→ **Exercise description**
Using the data below, tally the lines that include the string "كتابة". Only the number is wanted.

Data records
++++++++++++++++++++

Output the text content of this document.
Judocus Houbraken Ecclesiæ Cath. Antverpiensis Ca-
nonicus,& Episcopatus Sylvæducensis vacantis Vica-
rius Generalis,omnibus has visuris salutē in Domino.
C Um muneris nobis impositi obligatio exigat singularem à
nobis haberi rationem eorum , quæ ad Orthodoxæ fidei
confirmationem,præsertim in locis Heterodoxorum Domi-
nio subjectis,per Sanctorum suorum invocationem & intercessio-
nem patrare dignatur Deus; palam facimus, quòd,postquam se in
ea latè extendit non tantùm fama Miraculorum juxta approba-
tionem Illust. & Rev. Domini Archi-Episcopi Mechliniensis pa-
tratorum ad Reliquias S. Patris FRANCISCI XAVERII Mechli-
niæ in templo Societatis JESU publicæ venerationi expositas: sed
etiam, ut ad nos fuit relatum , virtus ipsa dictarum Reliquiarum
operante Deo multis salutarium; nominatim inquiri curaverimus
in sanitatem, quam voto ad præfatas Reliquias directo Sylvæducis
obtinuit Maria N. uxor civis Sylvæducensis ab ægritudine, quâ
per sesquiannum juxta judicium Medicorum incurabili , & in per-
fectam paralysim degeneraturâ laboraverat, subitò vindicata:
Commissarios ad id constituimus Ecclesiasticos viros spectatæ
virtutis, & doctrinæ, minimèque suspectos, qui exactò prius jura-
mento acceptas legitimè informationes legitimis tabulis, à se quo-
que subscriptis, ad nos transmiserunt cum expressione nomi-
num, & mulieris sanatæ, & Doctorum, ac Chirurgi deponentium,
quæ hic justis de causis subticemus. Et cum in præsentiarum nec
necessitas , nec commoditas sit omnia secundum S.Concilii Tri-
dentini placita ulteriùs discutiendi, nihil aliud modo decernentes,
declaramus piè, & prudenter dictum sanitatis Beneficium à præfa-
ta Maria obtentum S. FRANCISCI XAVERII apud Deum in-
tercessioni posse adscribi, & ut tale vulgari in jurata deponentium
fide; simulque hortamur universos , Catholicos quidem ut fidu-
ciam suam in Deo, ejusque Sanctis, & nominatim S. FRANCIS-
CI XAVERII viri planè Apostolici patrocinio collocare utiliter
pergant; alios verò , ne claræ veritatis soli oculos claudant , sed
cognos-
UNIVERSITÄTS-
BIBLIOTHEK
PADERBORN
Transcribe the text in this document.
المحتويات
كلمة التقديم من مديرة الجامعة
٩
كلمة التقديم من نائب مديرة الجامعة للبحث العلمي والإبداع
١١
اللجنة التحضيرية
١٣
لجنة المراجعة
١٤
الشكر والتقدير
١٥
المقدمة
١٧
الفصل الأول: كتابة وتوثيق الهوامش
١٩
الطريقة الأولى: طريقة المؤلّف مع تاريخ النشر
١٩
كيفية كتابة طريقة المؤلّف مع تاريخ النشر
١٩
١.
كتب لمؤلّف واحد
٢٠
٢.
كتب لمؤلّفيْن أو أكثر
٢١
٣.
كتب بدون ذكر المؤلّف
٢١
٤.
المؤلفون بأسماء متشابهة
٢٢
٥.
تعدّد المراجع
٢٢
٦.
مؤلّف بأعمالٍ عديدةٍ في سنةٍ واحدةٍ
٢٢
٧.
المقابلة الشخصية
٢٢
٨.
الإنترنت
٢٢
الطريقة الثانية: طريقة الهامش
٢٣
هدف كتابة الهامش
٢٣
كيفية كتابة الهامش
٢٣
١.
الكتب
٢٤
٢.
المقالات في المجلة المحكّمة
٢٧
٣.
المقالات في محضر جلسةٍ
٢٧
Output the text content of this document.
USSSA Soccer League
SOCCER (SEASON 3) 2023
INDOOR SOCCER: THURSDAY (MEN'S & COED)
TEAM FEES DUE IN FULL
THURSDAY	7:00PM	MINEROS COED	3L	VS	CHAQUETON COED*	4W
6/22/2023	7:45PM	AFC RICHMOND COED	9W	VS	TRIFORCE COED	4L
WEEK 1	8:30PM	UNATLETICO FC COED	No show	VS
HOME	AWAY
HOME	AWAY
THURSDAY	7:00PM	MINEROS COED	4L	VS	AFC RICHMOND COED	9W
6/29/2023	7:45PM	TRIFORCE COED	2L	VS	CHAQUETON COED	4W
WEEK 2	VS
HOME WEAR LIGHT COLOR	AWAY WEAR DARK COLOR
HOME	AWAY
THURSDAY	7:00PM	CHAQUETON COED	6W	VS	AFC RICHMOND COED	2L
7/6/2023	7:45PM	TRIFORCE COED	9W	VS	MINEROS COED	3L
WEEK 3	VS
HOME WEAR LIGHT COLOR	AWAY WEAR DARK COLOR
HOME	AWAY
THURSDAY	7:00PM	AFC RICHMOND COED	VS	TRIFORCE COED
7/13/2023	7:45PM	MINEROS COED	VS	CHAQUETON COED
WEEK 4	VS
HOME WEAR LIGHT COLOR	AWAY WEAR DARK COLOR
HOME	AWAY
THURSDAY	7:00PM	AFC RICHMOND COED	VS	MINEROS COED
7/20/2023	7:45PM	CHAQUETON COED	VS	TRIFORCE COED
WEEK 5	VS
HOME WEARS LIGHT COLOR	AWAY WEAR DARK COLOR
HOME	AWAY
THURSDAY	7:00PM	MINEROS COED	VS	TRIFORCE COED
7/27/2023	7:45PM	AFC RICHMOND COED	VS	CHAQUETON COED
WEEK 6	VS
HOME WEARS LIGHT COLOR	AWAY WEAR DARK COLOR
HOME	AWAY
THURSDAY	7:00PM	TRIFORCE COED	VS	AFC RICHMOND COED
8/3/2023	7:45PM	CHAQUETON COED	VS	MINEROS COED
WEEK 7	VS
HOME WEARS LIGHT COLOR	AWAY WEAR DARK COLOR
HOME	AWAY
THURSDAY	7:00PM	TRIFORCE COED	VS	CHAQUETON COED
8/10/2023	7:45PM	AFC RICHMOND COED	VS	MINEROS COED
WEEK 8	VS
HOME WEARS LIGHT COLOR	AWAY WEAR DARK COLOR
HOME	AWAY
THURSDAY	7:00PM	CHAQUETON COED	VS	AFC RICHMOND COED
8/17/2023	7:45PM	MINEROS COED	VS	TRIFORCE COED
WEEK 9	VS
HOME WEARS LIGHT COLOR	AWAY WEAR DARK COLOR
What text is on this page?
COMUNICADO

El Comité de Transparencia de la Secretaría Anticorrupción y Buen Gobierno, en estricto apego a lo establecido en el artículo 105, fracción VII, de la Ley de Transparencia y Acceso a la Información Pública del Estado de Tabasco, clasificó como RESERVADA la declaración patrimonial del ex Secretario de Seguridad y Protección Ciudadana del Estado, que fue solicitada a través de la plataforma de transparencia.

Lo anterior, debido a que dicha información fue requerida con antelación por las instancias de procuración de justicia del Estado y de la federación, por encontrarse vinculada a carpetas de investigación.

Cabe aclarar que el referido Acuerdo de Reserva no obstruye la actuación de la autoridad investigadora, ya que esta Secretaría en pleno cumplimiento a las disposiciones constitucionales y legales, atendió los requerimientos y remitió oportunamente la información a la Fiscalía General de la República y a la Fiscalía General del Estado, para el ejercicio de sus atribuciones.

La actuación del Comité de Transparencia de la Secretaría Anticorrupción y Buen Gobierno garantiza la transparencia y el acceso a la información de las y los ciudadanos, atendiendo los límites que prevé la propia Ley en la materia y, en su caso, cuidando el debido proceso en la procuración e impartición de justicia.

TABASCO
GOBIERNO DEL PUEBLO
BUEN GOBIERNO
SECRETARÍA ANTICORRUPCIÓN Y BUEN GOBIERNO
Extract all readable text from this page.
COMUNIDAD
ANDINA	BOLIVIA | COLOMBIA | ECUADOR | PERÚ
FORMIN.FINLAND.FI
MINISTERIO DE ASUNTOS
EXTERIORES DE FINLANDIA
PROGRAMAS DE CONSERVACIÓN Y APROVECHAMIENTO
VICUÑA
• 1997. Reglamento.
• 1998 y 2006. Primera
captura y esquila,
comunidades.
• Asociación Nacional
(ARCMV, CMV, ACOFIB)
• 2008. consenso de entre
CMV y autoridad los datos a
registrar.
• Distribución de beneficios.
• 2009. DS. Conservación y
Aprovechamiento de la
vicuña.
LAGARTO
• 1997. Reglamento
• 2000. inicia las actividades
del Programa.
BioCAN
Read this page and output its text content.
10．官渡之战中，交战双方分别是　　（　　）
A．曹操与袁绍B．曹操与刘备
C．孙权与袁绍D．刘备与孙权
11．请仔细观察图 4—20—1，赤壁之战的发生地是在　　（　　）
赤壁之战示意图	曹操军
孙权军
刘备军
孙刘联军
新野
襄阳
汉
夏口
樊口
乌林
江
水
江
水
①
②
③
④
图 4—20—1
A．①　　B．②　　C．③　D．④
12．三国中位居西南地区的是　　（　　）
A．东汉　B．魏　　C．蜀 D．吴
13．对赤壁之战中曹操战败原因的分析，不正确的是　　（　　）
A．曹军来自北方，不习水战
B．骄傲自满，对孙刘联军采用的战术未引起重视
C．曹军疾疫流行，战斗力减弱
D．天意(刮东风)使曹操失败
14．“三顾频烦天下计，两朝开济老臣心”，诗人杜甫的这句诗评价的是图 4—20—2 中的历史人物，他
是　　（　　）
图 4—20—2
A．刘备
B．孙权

++++++++++++++++++++

→ **Result for this task**
4